▶ **What to work on**
Retype each line of the material exactly, please, skipping any picture in it.

▶ **Exercise materials**

# # # #

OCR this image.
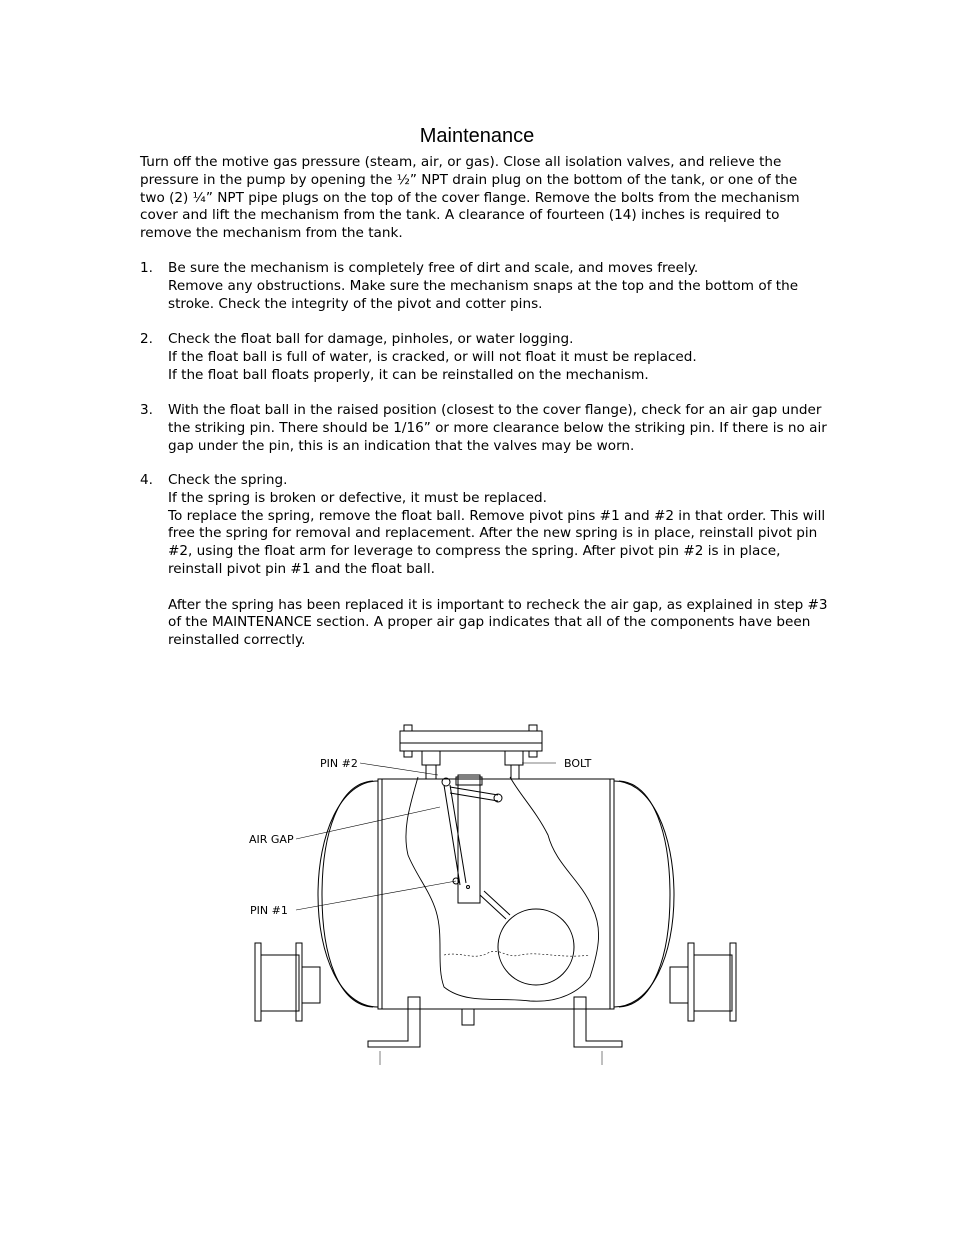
Maintenance

Turn off the motive gas pressure (steam, air, or gas). Close all isolation valves, and relieve the pressure in the pump by opening the ½” NPT drain plug on the bottom of the tank, or one of the two (2) ¼” NPT pipe plugs on the top of the cover flange. Remove the bolts from the mechanism cover and lift the mechanism from the tank. A clearance of fourteen (14) inches is required to remove the mechanism from the tank.

1. Be sure the mechanism is completely free of dirt and scale, and moves freely.
Remove any obstructions. Make sure the mechanism snaps at the top and the bottom of the stroke. Check the integrity of the pivot and cotter pins.
2. Check the float ball for damage, pinholes, or water logging.
If the float ball is full of water, is cracked, or will not float it must be replaced.
If the float ball floats properly, it can be reinstalled on the mechanism.
3. With the float ball in the raised position (closest to the cover flange), check for an air gap under the striking pin. There should be 1/16” or more clearance below the striking pin. If there is no air gap under the pin, this is an indication that the valves may be worn.
4. Check the spring.
If the spring is broken or defective, it must be replaced.
To replace the spring, remove the float ball. Remove pivot pins #1 and #2 in that order. This will free the spring for removal and replacement. After the new spring is in place, reinstall pivot pin #2, using the float arm for leverage to compress the spring. After pivot pin #2 is in place, reinstall pivot pin #1 and the float ball.
After the spring has been replaced it is important to recheck the air gap, as explained in step #3 of the MAINTENANCE section. A proper air gap indicates that all of the components have been reinstalled correctly.
PIN #2	BOLT
AIR GAP
PIN #1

# # # #

▶ **Task response**
OCR this image.
Maintenance

Turn off the motive gas pressure (steam, air, or gas). Close all isolation valves, and relieve the pressure in the pump by opening the ½” NPT drain plug on the bottom of the tank, or one of the two (2) ¼” NPT pipe plugs on the top of the cover flange. Remove the bolts from the mechanism cover and lift the mechanism from the tank. A clearance of fourteen (14) inches is required to remove the mechanism from the tank.

1. Be sure the mechanism is completely free of dirt and scale, and moves freely.
Remove any obstructions. Make sure the mechanism snaps at the top and the bottom of the stroke. Check the integrity of the pivot and cotter pins.
2. Check the float ball for damage, pinholes, or water logging.
If the float ball is full of water, is cracked, or will not float it must be replaced.
If the float ball floats properly, it can be reinstalled on the mechanism.
3. With the float ball in the raised position (closest to the cover flange), check for an air gap under the striking pin. There should be 1/16” or more clearance below the striking pin. If there is no air gap under the pin, this is an indication that the valves may be worn.
4. Check the spring.
If the spring is broken or defective, it must be replaced.
To replace the spring, remove the float ball. Remove pivot pins #1 and #2 in that order. This will free the spring for removal and replacement. After the new spring is in place, reinstall pivot pin #2, using the float arm for leverage to compress the spring. After pivot pin #2 is in place, reinstall pivot pin #1 and the float ball.
After the spring has been replaced it is important to recheck the air gap, as explained in step #3 of the MAINTENANCE section. A proper air gap indicates that all of the components have been reinstalled correctly.
PIN #2	BOLT
AIR GAP
PIN #1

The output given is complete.